**GIVEN REQUEST:** Comb the records below for the string "points" and copy each line where it turns up.

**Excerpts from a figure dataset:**
○ ○ ○ ○ ○
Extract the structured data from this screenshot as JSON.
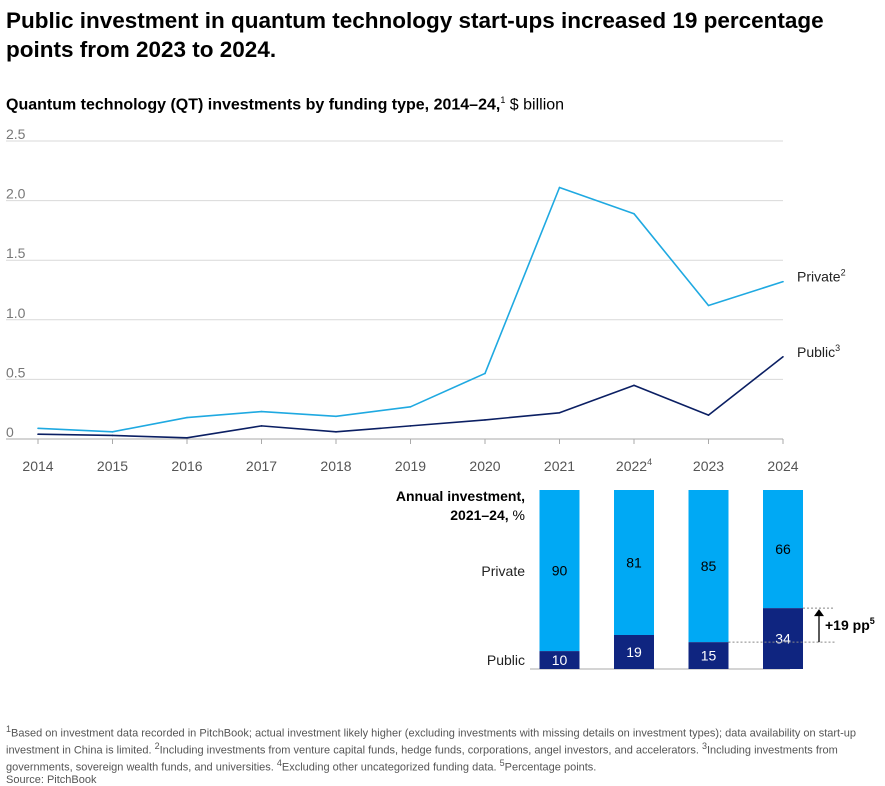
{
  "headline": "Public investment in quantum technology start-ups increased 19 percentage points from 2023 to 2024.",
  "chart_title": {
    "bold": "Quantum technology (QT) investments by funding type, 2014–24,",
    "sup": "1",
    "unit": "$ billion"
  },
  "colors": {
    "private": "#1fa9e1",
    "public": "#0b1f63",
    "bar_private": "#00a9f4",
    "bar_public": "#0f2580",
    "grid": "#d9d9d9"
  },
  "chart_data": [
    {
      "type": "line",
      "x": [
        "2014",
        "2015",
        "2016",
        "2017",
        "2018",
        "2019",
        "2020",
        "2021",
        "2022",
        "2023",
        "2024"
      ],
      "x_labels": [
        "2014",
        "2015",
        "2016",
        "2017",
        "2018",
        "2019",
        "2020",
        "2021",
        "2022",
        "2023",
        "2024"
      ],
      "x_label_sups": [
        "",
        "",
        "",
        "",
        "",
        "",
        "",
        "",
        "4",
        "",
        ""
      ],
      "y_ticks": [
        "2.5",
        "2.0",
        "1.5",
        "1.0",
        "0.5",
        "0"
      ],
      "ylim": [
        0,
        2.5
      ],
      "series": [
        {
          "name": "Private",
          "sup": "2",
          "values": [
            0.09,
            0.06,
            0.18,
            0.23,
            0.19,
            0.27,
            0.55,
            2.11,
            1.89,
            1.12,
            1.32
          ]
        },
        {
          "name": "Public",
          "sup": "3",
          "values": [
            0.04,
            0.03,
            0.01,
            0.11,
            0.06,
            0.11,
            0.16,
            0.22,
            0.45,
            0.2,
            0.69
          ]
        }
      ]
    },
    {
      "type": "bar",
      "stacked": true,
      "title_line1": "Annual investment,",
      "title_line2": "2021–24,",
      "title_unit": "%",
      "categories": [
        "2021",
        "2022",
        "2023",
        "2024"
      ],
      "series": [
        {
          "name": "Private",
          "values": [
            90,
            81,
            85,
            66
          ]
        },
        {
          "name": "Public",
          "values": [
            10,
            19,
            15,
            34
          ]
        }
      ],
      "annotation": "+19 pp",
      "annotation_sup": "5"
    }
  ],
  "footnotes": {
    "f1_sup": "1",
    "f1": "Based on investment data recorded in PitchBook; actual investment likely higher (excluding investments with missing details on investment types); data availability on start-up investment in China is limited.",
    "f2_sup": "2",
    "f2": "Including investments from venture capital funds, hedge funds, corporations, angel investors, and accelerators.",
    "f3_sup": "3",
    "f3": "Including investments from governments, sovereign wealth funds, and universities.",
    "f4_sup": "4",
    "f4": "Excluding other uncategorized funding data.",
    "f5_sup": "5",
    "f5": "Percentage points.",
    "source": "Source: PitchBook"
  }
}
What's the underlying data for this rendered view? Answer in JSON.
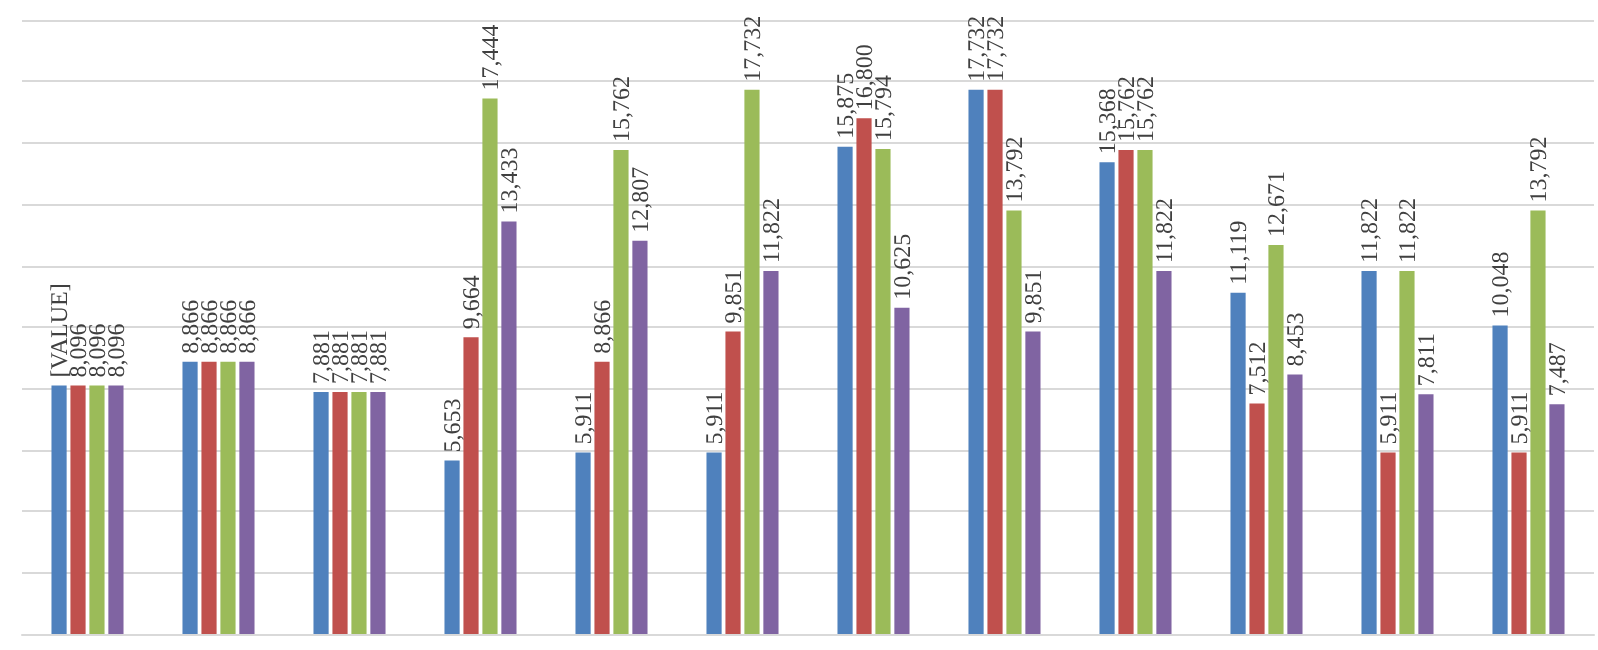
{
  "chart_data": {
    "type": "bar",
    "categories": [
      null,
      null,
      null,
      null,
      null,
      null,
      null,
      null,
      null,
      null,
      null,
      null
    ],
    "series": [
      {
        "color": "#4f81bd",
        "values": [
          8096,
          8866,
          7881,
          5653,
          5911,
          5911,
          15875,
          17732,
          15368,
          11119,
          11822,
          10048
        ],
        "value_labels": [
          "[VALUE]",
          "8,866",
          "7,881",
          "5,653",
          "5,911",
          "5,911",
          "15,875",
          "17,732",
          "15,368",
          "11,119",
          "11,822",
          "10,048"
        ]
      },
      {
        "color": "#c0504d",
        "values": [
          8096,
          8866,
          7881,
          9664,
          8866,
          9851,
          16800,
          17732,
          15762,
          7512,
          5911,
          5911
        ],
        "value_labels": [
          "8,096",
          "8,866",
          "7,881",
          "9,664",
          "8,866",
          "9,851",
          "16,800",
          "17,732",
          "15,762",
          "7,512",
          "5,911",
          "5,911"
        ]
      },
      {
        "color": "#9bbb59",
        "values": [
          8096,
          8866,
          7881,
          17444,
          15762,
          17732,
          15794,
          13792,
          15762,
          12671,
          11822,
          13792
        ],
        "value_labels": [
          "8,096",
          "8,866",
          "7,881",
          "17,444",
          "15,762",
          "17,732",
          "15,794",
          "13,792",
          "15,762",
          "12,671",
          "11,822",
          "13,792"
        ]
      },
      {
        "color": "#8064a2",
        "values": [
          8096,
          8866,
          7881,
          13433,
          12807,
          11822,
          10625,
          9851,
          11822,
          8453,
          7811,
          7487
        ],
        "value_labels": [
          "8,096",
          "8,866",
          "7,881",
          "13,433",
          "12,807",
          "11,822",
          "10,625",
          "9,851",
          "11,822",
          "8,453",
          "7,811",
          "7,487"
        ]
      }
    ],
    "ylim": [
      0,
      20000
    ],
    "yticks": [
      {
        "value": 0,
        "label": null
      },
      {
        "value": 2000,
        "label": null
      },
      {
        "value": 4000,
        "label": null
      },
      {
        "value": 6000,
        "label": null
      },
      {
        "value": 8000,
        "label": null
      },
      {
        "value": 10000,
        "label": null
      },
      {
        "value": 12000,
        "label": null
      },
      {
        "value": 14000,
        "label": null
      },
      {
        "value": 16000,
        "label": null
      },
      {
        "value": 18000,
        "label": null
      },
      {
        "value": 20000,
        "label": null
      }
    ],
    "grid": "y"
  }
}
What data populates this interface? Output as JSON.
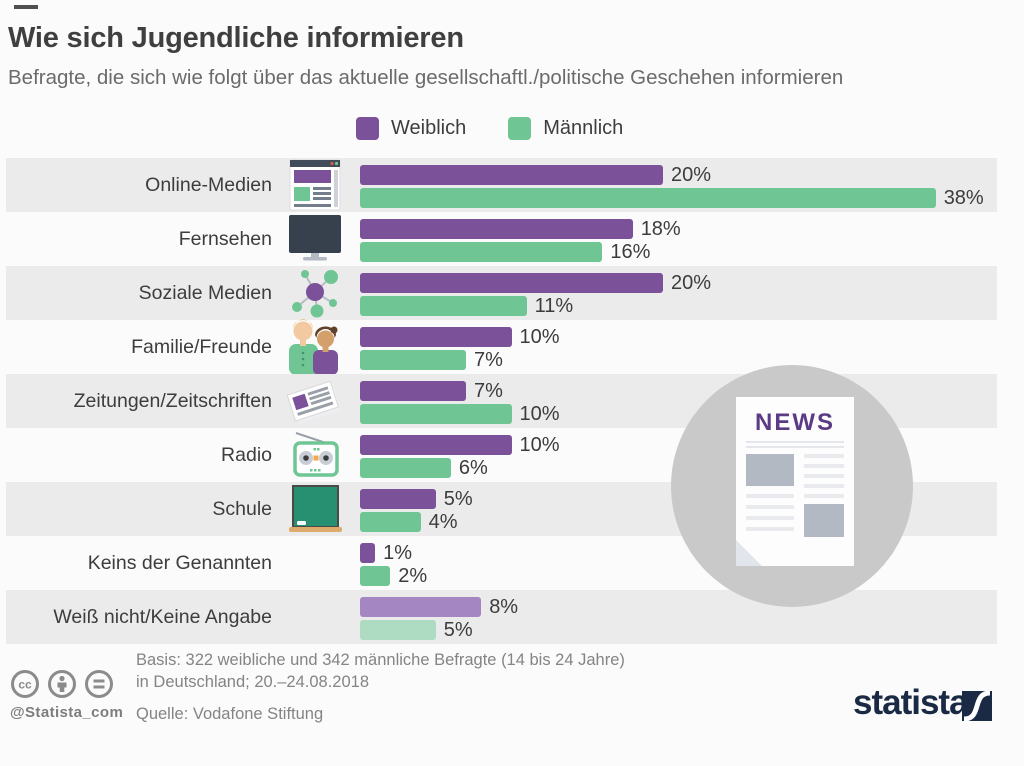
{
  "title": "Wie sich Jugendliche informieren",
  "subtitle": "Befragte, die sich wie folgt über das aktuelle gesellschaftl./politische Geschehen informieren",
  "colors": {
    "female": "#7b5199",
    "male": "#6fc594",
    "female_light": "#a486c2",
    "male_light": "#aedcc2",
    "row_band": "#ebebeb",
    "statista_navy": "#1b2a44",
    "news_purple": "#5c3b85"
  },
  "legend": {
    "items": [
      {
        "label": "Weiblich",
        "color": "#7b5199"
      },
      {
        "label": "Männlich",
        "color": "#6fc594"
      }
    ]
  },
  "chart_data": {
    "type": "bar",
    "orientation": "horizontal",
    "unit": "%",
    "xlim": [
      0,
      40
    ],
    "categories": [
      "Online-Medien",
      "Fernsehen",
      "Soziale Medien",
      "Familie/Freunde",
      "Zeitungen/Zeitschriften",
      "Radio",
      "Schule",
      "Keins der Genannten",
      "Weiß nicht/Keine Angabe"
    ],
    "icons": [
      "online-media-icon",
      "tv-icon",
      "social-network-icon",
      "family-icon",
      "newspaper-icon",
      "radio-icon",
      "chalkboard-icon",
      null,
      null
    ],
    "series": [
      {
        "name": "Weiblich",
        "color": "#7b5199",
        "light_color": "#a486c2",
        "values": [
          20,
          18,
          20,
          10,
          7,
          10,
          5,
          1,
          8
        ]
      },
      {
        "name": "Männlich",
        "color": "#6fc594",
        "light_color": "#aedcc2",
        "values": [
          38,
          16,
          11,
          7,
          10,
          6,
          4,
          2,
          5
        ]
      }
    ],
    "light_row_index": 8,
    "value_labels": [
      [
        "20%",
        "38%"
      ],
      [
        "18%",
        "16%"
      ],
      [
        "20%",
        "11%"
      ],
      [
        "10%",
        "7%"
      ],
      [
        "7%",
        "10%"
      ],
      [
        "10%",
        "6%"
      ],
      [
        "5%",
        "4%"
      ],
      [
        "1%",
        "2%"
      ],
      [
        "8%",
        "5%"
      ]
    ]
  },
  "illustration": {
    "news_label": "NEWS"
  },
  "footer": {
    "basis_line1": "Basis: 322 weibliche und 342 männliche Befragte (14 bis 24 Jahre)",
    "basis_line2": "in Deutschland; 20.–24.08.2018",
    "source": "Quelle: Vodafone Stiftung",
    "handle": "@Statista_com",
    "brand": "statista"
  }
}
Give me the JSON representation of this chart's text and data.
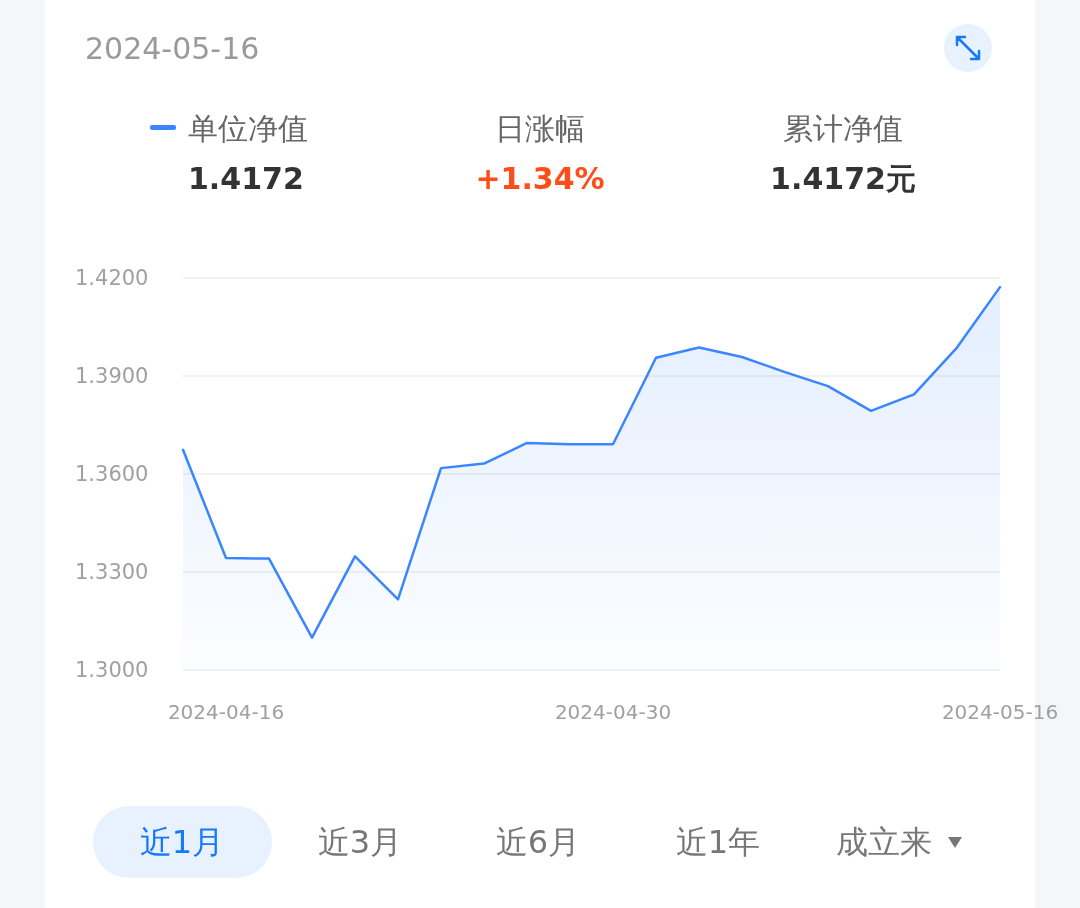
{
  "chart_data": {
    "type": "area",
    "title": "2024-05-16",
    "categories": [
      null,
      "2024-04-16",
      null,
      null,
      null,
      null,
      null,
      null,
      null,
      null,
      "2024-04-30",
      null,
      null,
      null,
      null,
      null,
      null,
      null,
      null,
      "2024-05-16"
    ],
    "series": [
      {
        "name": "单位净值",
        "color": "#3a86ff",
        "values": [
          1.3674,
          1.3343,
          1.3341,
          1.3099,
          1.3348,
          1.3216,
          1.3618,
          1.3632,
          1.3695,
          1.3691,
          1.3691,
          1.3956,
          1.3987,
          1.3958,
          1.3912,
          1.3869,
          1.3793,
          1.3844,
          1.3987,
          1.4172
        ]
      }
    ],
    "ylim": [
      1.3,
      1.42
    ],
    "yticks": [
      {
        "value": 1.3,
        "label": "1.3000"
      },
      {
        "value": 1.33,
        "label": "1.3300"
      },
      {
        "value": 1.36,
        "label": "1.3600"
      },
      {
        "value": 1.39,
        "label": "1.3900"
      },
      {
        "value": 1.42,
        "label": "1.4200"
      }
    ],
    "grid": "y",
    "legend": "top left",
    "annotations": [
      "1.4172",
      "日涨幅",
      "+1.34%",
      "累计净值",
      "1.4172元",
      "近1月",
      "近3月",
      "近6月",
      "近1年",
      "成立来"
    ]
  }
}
○ ○ ○ ○ ○
**REPLY:**
  "headline": "Public investment in quantum technology start-ups increased 19 percentage points from 2023 to 2024.",
    "f5": "Percentage points.",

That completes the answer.